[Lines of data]
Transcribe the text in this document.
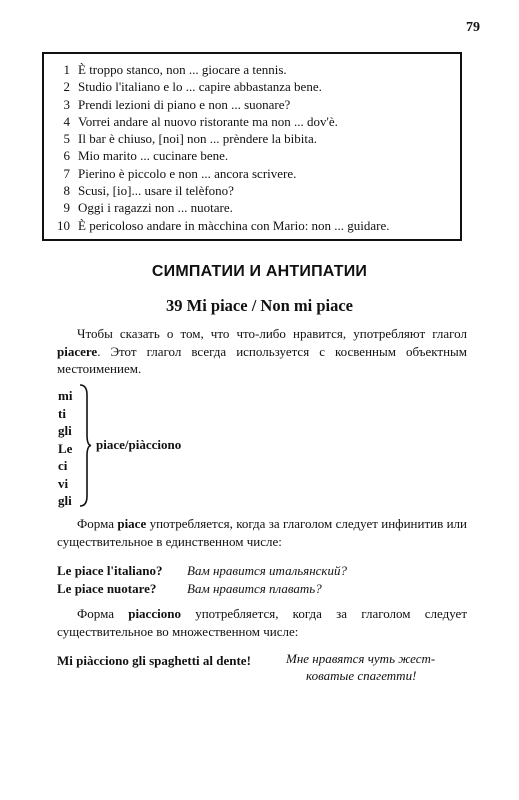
79
1 È troppo stanco, non ... giocare a tennis.
2 Studio l'italiano e lo ... capire abbastanza bene.
3 Prendi lezioni di piano e non ... suonare?
4 Vorrei andare al nuovo ristorante ma non ... dov'è.
5 Il bar è chiuso, [noi] non ... prèndere la bibita.
6 Mio marito ... cucinare bene.
7 Pierino è piccolo e non ... ancora scrivere.
8 Scusi, [io]... usare il telèfono?
9 Oggi i ragazzi non ... nuotare.
10 È pericoloso andare in màcchina con Mario: non ... guidare.
СИМПАТИИ И АНТИПАТИИ
39 Mi piace / Non mi piace
Чтобы сказать о том, что что-либо нравится, употребляют глагол piacere. Этот глагол всегда используется с косвенным объектным местоимением.
mi
ti
gli
Le
ci
vi
gli
piace/piàcciono
Форма piace употребляется, когда за глаголом следует инфинитив или существительное в единственном числе:
Le piace l'italiano? Вам нравится итальянский?
Le piace nuotare? Вам нравится плавать?
Форма piacciono употребляется, когда за глаголом следует существительное во множественном числе:
Mi piàcciono gli spaghetti al dente!	Мне нравятся чуть жест-
коватые спагетти!
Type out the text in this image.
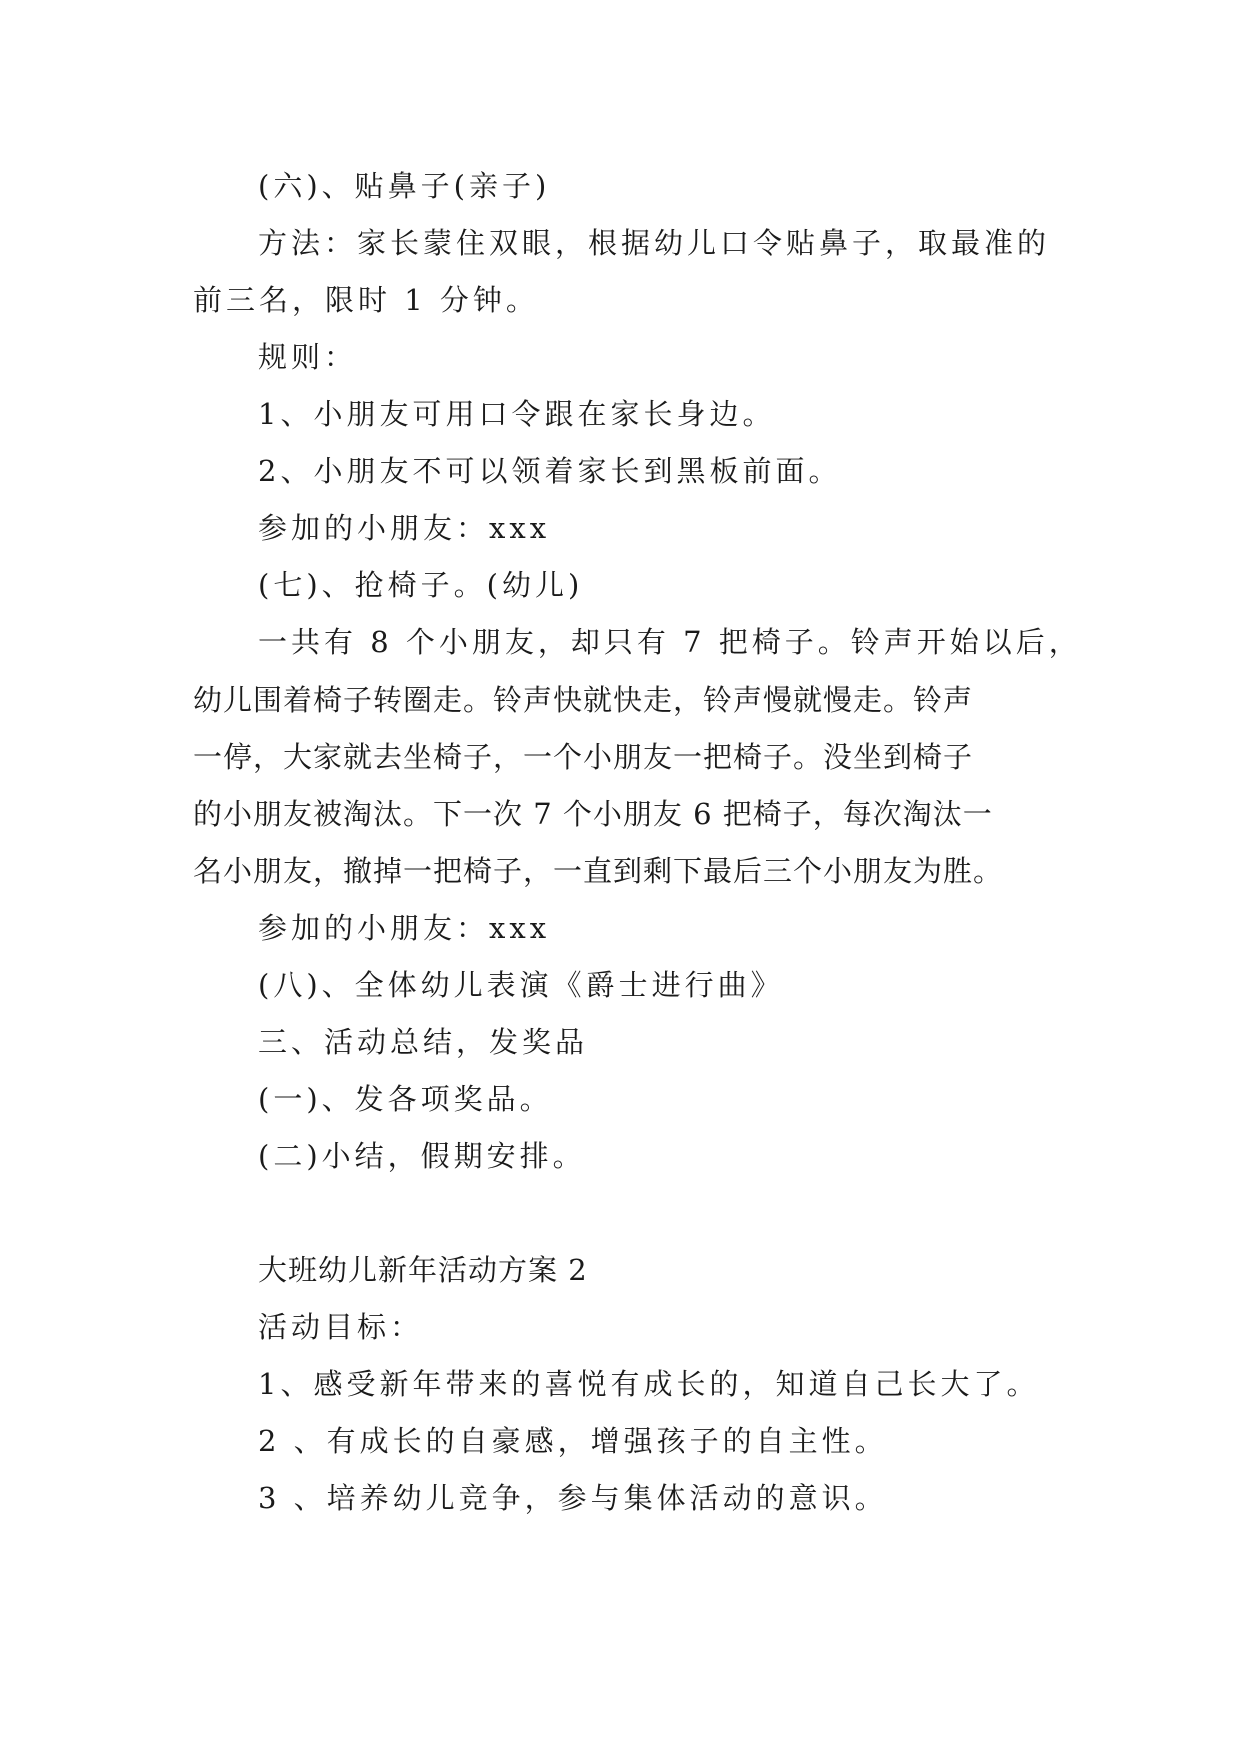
(六)、贴鼻子(亲子)
方法：家长蒙住双眼，根据幼儿口令贴鼻子，取最准的
前三名，限时 1 分钟。
规则：
1、小朋友可用口令跟在家长身边。
2、小朋友不可以领着家长到黑板前面。
参加的小朋友：xxx
(七)、抢椅子。(幼儿)
一共有 8 个小朋友，却只有 7 把椅子。铃声开始以后，
幼儿围着椅子转圈走。铃声快就快走，铃声慢就慢走。铃声
一停，大家就去坐椅子，一个小朋友一把椅子。没坐到椅子
的小朋友被淘汰。下一次 7 个小朋友 6 把椅子，每次淘汰一
名小朋友，撤掉一把椅子，一直到剩下最后三个小朋友为胜。
参加的小朋友：xxx
(八)、全体幼儿表演《爵士进行曲》
三、活动总结，发奖品
(一)、发各项奖品。
(二)小结，假期安排。
大班幼儿新年活动方案 2
活动目标：
1、感受新年带来的喜悦有成长的，知道自己长大了。
2 、有成长的自豪感，增强孩子的自主性。
3 、培养幼儿竞争，参与集体活动的意识。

**Instructions for the task:** Restate the entire listing word for word, excluding pictures.

**Correct answer:**
Transcribe the text in this document.
79
1 È troppo stanco, non ... giocare a tennis.
2 Studio l'italiano e lo ... capire abbastanza bene.
3 Prendi lezioni di piano e non ... suonare?
4 Vorrei andare al nuovo ristorante ma non ... dov'è.
5 Il bar è chiuso, [noi] non ... prèndere la bibita.
6 Mio marito ... cucinare bene.
7 Pierino è piccolo e non ... ancora scrivere.
8 Scusi, [io]... usare il telèfono?
9 Oggi i ragazzi non ... nuotare.
10 È pericoloso andare in màcchina con Mario: non ... guidare.
СИМПАТИИ И АНТИПАТИИ
39 Mi piace / Non mi piace
Чтобы сказать о том, что что-либо нравится, употребляют глагол piacere. Этот глагол всегда используется с косвенным объектным местоимением.
mi
ti
gli
Le
ci
vi
gli
piace/piàcciono
Форма piace употребляется, когда за глаголом следует инфинитив или существительное в единственном числе:
Le piace l'italiano? Вам нравится итальянский?
Le piace nuotare? Вам нравится плавать?
Форма piacciono употребляется, когда за глаголом следует существительное во множественном числе:
Mi piàcciono gli spaghetti al dente!	Мне нравятся чуть жест-
коватые спагетти!
Type out the text in this image.
(六)、贴鼻子(亲子)
方法：家长蒙住双眼，根据幼儿口令贴鼻子，取最准的
前三名，限时 1 分钟。
规则：
1、小朋友可用口令跟在家长身边。
2、小朋友不可以领着家长到黑板前面。
参加的小朋友：xxx
(七)、抢椅子。(幼儿)
一共有 8 个小朋友，却只有 7 把椅子。铃声开始以后，
幼儿围着椅子转圈走。铃声快就快走，铃声慢就慢走。铃声
一停，大家就去坐椅子，一个小朋友一把椅子。没坐到椅子
的小朋友被淘汰。下一次 7 个小朋友 6 把椅子，每次淘汰一
名小朋友，撤掉一把椅子，一直到剩下最后三个小朋友为胜。
参加的小朋友：xxx
(八)、全体幼儿表演《爵士进行曲》
三、活动总结，发奖品
(一)、发各项奖品。
(二)小结，假期安排。
大班幼儿新年活动方案 2
活动目标：
1、感受新年带来的喜悦有成长的，知道自己长大了。
2 、有成长的自豪感，增强孩子的自主性。
3 、培养幼儿竞争，参与集体活动的意识。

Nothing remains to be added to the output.